Find the string "JSON" in the records. Copy every line it appears in.

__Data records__
#####
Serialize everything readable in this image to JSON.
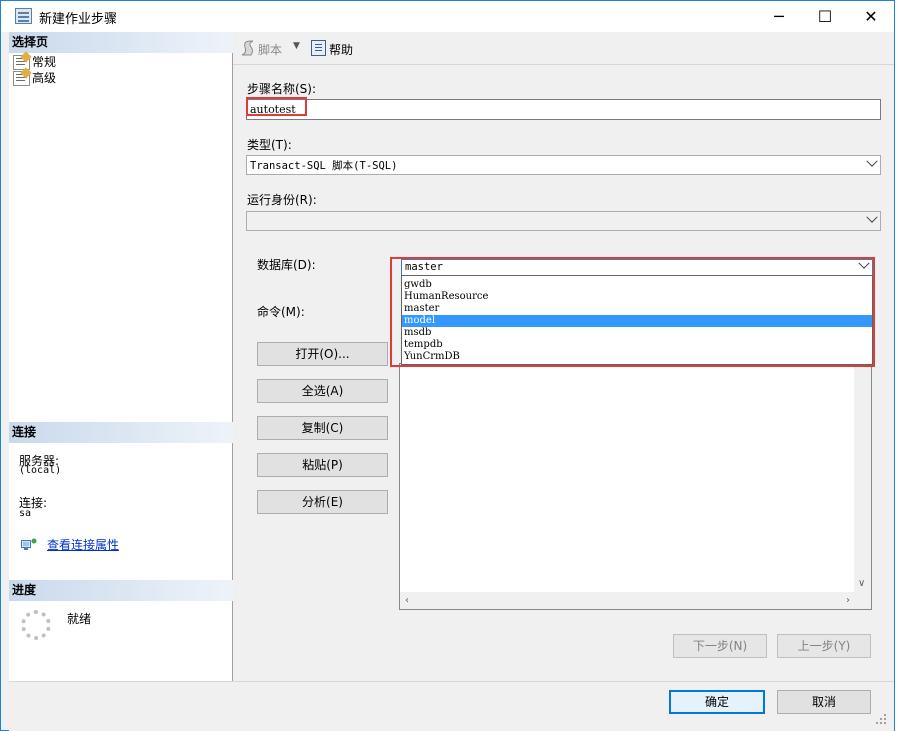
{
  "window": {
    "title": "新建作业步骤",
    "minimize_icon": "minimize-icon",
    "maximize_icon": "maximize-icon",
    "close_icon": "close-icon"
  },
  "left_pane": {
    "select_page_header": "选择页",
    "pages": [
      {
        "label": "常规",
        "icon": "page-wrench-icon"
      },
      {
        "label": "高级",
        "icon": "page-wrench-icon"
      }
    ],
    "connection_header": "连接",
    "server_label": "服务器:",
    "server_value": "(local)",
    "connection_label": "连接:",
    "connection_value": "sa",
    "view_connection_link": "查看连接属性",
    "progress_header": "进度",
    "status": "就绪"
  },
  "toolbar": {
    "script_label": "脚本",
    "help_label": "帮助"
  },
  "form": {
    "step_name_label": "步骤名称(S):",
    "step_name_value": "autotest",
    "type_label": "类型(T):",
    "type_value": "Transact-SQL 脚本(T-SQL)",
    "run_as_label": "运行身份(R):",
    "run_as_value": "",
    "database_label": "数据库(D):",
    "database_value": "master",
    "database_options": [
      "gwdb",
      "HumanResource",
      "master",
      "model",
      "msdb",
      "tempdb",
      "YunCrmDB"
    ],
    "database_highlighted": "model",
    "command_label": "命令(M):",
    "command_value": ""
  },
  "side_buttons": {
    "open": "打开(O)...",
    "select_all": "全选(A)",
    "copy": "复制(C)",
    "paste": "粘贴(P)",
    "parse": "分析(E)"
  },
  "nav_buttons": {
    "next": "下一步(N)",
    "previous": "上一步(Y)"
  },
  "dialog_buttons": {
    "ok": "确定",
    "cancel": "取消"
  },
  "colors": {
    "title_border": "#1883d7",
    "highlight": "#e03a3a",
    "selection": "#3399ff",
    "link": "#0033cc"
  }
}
#####
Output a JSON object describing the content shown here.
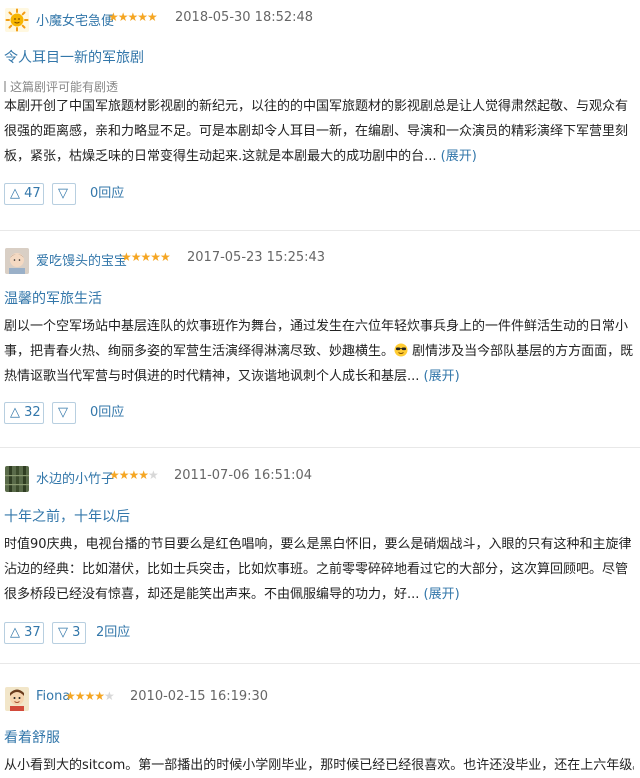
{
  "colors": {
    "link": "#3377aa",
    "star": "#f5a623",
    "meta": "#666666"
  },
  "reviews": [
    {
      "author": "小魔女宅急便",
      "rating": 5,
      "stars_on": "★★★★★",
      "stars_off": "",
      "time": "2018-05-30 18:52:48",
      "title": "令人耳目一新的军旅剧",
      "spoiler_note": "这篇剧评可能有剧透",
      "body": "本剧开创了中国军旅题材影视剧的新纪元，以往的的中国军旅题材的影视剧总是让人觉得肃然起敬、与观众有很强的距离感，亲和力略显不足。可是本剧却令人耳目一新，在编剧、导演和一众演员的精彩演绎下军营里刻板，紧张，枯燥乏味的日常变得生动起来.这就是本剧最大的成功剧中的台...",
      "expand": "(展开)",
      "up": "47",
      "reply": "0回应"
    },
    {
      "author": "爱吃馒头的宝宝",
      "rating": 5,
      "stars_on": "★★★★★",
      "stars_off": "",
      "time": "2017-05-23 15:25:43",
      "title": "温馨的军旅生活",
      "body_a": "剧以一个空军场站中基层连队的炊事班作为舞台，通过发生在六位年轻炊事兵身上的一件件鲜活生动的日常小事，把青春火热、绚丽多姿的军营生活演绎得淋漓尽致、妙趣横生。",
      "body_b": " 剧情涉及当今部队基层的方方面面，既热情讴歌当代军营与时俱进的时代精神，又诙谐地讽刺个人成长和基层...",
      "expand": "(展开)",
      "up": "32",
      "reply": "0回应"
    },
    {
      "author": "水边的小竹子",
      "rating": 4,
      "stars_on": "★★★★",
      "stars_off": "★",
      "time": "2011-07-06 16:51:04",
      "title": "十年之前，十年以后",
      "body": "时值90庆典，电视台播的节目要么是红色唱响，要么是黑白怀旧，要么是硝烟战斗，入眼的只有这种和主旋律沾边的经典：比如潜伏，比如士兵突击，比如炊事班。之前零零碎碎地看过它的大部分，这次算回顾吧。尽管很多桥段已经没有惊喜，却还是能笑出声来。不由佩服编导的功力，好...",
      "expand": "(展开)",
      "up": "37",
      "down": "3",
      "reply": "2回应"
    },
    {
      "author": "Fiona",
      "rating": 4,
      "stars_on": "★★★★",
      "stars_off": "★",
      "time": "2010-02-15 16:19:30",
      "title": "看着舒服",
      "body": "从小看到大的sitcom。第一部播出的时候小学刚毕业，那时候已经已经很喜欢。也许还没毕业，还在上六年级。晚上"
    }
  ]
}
#####
__Answer in full__
Serialize everything readable in this image to JSON.
Output a JSON object describing the content shown here.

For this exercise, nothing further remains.